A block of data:
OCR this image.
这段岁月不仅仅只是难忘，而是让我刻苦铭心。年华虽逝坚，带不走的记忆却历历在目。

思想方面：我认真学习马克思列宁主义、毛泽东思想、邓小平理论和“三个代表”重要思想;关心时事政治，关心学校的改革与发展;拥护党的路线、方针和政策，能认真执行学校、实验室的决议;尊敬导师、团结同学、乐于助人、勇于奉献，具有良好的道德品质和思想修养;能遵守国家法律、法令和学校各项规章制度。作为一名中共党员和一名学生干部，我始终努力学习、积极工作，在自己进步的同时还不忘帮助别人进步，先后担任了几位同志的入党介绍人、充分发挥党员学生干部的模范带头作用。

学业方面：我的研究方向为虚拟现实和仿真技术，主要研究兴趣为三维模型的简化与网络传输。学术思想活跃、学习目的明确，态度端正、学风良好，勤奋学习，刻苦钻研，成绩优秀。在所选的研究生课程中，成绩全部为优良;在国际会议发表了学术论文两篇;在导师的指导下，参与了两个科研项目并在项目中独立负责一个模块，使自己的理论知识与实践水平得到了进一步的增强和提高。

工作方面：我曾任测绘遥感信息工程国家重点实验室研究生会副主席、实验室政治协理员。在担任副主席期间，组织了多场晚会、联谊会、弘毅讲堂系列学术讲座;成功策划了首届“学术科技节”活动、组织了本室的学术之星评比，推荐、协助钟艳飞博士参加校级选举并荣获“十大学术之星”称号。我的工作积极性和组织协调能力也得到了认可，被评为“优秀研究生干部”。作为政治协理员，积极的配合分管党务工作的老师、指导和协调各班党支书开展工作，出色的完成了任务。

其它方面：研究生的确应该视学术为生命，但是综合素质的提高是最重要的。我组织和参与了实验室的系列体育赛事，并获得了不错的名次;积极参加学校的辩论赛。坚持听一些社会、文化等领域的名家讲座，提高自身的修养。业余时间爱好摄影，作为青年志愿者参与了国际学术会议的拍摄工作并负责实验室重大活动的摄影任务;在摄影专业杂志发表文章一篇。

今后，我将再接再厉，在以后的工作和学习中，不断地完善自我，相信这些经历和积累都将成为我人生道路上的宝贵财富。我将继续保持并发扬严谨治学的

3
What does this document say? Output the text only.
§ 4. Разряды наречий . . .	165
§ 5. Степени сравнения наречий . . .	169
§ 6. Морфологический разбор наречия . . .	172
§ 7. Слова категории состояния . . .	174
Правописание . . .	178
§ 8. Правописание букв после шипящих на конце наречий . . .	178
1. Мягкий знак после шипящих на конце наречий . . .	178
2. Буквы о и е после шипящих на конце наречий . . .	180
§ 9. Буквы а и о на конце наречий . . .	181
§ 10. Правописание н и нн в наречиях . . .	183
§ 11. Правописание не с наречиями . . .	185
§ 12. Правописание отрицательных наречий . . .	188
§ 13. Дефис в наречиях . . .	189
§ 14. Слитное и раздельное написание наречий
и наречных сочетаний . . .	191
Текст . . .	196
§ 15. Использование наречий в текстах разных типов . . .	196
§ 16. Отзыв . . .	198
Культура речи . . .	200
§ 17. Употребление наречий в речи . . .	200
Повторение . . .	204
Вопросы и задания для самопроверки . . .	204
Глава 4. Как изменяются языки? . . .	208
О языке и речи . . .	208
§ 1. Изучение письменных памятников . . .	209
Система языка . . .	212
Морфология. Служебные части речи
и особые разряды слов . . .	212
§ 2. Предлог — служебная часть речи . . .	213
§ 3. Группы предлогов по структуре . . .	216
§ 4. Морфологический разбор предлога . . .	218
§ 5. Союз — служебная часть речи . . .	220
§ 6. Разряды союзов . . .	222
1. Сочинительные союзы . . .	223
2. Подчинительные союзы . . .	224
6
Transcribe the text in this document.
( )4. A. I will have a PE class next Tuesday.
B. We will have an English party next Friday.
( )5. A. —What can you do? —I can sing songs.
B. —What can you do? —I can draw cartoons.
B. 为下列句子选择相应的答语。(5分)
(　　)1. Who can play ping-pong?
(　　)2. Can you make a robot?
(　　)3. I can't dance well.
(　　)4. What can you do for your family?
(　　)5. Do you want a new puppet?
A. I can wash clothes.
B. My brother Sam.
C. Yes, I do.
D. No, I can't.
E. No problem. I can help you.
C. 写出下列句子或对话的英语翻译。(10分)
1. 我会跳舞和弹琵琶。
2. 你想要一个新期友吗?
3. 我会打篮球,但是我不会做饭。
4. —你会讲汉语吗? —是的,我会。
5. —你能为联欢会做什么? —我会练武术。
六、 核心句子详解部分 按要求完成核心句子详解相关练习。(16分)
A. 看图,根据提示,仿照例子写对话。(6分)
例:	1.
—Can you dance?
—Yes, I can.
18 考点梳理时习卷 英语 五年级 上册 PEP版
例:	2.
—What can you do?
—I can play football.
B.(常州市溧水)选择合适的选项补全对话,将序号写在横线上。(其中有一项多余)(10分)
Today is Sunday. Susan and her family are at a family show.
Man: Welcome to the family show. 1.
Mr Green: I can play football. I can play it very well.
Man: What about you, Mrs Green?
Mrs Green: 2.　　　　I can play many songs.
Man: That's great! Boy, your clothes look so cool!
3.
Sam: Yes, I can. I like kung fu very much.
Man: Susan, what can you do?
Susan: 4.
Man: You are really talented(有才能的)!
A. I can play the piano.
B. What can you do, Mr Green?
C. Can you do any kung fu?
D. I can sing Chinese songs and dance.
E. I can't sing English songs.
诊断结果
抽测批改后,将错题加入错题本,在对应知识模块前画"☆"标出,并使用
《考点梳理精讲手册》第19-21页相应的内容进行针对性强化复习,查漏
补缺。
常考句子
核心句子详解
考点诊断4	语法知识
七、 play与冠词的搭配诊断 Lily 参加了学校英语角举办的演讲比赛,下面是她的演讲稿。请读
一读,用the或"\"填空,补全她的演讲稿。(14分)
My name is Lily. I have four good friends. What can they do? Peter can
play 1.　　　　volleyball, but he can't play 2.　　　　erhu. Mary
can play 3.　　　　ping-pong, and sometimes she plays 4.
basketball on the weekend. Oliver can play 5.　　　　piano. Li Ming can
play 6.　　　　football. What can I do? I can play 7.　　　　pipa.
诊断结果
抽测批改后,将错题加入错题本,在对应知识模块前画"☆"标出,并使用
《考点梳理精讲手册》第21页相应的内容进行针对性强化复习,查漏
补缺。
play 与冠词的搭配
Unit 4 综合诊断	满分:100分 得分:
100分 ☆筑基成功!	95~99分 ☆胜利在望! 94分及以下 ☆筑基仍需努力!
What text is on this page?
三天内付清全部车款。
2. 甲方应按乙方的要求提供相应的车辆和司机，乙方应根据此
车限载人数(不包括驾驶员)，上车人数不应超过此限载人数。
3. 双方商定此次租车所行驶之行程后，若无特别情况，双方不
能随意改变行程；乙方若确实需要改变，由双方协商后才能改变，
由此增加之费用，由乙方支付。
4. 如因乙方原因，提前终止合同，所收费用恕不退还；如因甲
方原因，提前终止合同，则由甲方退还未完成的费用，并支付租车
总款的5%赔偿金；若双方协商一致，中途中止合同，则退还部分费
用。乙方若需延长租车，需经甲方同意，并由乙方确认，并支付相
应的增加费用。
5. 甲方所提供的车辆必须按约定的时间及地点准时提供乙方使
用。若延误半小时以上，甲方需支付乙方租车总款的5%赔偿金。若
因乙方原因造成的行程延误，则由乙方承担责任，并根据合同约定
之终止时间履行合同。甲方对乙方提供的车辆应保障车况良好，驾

(PROBLEM DESCRIPTION): Collect the complete line wherever the string "разбор" appears in the records.

(OUTPUT OF THE TASK):
§ 6. Морфологический разбор наречия . . .	172
§ 4. Морфологический разбор предлога . . .	218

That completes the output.